TASK DIRECTIONS
Read the records below. Copy each line where the string "конструкции" occurs.

Start RECORDS FOR THE TASK

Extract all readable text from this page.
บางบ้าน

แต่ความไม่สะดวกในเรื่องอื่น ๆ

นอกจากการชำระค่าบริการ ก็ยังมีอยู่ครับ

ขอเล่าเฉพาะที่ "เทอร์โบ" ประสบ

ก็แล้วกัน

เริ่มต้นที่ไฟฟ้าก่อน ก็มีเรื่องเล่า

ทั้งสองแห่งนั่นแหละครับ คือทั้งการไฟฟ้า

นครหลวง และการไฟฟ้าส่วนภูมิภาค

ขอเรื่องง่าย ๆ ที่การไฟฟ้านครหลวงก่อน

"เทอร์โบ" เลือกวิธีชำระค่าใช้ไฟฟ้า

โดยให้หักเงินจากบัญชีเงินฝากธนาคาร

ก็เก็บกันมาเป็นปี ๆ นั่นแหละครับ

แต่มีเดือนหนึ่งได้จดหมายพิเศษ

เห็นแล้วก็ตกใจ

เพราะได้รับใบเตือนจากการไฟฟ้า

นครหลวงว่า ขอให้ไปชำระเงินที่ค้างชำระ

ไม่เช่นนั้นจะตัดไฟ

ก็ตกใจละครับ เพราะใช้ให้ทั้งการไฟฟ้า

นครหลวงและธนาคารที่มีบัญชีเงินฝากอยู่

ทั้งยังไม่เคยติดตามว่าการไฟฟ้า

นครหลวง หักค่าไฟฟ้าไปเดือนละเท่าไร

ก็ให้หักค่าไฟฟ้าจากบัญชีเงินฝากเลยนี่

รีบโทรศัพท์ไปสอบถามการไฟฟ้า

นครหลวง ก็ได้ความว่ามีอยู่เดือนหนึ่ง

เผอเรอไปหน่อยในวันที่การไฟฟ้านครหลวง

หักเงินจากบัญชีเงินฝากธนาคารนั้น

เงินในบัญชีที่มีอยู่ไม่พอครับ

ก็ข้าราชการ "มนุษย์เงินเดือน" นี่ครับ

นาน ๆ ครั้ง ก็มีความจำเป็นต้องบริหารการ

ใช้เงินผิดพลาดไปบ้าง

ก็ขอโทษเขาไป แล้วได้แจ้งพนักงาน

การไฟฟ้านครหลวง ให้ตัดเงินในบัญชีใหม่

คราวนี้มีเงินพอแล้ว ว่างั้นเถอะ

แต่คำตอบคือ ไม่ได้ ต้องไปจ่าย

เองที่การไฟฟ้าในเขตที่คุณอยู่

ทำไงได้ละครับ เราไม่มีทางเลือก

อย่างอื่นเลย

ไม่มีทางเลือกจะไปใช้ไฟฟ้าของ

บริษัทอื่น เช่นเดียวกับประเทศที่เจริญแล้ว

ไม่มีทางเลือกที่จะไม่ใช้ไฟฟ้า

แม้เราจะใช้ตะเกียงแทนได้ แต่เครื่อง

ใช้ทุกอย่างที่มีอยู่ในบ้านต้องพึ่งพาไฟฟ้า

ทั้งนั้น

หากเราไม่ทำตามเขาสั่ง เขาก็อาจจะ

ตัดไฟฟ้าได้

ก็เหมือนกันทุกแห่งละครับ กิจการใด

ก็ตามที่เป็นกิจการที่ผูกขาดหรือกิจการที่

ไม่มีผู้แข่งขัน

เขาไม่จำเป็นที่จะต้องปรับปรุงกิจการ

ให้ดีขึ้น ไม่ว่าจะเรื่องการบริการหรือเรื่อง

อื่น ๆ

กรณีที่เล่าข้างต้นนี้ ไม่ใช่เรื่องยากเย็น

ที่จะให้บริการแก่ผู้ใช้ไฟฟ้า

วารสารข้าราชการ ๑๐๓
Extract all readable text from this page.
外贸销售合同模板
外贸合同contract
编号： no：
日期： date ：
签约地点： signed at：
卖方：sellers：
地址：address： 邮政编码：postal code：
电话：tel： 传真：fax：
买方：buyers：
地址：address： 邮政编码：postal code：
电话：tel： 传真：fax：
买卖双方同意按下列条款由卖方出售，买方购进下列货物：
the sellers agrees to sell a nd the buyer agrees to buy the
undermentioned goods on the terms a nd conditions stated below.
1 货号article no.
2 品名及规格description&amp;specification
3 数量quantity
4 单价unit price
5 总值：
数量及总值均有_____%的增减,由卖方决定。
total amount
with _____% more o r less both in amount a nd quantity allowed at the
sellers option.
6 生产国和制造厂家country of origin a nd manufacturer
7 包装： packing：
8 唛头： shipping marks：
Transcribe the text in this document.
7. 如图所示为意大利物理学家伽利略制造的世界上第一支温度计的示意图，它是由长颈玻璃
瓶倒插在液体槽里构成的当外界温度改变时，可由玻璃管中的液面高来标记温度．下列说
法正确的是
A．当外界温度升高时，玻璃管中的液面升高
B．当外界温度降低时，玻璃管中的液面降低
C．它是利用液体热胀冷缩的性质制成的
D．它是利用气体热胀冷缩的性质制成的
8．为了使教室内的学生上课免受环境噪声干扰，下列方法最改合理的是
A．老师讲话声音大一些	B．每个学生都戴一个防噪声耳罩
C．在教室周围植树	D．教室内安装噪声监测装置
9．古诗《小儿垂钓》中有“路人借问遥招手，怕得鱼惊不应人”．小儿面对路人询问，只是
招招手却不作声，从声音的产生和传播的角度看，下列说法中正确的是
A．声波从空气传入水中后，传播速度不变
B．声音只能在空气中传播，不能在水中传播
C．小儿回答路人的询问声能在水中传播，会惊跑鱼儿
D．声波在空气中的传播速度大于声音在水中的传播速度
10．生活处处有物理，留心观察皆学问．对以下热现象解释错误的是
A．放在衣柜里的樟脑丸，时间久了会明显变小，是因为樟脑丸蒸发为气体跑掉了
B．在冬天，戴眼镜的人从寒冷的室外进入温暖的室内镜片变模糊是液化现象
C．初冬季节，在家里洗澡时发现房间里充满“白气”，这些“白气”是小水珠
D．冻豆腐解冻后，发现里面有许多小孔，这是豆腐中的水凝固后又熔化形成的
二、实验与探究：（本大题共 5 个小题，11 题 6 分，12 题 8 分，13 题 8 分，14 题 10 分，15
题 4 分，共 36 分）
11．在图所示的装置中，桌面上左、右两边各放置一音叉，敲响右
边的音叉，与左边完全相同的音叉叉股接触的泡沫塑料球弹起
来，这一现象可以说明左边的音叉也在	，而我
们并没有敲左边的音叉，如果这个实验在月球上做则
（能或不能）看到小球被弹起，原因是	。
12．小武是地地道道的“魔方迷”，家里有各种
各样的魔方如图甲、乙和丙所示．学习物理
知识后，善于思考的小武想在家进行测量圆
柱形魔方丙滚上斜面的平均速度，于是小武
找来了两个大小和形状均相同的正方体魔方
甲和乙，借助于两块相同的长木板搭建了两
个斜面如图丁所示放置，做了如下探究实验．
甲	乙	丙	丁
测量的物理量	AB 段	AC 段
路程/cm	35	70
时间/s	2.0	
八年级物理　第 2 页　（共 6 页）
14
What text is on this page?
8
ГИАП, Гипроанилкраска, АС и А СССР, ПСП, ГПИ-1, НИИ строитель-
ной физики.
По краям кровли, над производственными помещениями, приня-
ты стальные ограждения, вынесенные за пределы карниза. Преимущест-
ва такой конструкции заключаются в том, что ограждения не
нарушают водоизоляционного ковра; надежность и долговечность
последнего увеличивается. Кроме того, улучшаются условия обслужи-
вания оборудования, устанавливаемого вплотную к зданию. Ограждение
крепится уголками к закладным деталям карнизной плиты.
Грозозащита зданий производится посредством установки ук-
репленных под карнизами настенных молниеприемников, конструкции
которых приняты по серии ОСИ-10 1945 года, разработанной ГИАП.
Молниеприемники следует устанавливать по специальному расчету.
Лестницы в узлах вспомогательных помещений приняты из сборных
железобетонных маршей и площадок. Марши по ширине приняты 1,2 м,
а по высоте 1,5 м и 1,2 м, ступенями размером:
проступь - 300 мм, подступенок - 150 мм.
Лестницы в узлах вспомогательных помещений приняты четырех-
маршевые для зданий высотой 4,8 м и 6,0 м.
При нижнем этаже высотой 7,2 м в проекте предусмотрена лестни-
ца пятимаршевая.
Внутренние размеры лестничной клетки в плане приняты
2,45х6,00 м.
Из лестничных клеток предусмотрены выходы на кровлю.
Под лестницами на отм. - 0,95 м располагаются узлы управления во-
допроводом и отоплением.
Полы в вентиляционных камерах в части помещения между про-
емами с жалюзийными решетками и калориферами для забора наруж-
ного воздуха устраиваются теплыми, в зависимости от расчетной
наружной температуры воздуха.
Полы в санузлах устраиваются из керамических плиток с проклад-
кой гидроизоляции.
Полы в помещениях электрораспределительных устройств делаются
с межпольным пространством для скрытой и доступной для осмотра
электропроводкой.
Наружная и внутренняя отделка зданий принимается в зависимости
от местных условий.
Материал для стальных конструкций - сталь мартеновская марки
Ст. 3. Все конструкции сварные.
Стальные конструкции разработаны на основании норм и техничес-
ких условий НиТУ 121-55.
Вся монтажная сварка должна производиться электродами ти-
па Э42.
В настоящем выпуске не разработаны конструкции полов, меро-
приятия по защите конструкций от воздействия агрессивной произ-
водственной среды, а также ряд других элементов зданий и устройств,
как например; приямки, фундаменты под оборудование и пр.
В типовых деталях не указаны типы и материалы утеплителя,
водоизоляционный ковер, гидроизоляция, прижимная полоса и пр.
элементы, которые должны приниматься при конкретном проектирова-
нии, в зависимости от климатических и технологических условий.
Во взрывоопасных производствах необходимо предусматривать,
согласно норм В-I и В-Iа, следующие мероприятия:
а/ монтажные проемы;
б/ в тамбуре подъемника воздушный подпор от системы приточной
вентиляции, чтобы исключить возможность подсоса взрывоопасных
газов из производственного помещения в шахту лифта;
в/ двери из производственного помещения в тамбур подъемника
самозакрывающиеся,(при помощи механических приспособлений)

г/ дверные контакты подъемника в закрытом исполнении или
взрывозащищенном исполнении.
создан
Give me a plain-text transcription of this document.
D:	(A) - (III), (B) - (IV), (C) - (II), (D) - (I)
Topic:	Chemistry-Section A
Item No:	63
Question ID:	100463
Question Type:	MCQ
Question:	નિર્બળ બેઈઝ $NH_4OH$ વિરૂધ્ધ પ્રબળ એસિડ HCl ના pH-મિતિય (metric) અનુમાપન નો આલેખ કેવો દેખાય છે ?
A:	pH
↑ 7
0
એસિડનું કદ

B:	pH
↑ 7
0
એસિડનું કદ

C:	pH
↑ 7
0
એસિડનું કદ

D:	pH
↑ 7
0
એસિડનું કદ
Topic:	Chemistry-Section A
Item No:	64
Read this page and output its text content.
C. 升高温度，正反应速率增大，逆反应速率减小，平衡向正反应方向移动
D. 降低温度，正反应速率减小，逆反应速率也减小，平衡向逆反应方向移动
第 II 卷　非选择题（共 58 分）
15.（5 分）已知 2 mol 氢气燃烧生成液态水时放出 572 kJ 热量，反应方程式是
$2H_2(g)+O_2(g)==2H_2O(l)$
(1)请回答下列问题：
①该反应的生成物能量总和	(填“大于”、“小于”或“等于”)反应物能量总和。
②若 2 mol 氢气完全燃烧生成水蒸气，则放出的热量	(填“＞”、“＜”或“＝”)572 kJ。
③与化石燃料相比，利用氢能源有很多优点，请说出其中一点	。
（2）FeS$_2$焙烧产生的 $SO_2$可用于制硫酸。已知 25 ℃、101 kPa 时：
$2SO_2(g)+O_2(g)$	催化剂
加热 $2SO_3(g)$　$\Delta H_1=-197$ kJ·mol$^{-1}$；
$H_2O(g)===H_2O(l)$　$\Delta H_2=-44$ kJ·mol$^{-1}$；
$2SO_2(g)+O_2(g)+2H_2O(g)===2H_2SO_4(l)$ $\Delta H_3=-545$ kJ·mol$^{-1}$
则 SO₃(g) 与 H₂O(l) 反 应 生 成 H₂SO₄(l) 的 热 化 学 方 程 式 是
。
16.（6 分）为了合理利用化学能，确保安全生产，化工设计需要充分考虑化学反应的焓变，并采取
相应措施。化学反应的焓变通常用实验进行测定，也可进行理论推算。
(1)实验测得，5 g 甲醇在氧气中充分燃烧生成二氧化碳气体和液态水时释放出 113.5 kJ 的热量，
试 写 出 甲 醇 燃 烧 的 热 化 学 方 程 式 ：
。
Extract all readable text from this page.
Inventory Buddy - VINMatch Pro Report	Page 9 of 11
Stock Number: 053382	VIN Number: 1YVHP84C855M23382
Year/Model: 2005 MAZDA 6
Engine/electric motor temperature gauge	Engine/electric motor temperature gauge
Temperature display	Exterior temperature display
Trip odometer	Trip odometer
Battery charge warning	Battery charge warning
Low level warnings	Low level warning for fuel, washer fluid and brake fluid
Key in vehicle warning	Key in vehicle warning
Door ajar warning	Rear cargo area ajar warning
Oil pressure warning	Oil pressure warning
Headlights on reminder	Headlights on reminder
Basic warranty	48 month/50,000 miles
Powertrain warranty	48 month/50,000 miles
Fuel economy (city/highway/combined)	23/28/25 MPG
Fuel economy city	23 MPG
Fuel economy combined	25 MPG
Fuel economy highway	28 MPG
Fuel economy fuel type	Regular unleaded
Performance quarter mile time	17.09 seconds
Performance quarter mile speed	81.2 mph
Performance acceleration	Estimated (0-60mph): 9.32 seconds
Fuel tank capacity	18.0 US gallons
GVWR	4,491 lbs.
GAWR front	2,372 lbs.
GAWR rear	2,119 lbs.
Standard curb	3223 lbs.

End RECORDS FOR THE TASK

THE ANSWER
ва такой конструкции заключаются в том, что ограждения не
репленных под карнизами настенных молниеприемников, конструкции
Ст. 3. Все конструкции сварные.
Стальные конструкции разработаны на основании норм и техничес-
В настоящем выпуске не разработаны конструкции полов, меро-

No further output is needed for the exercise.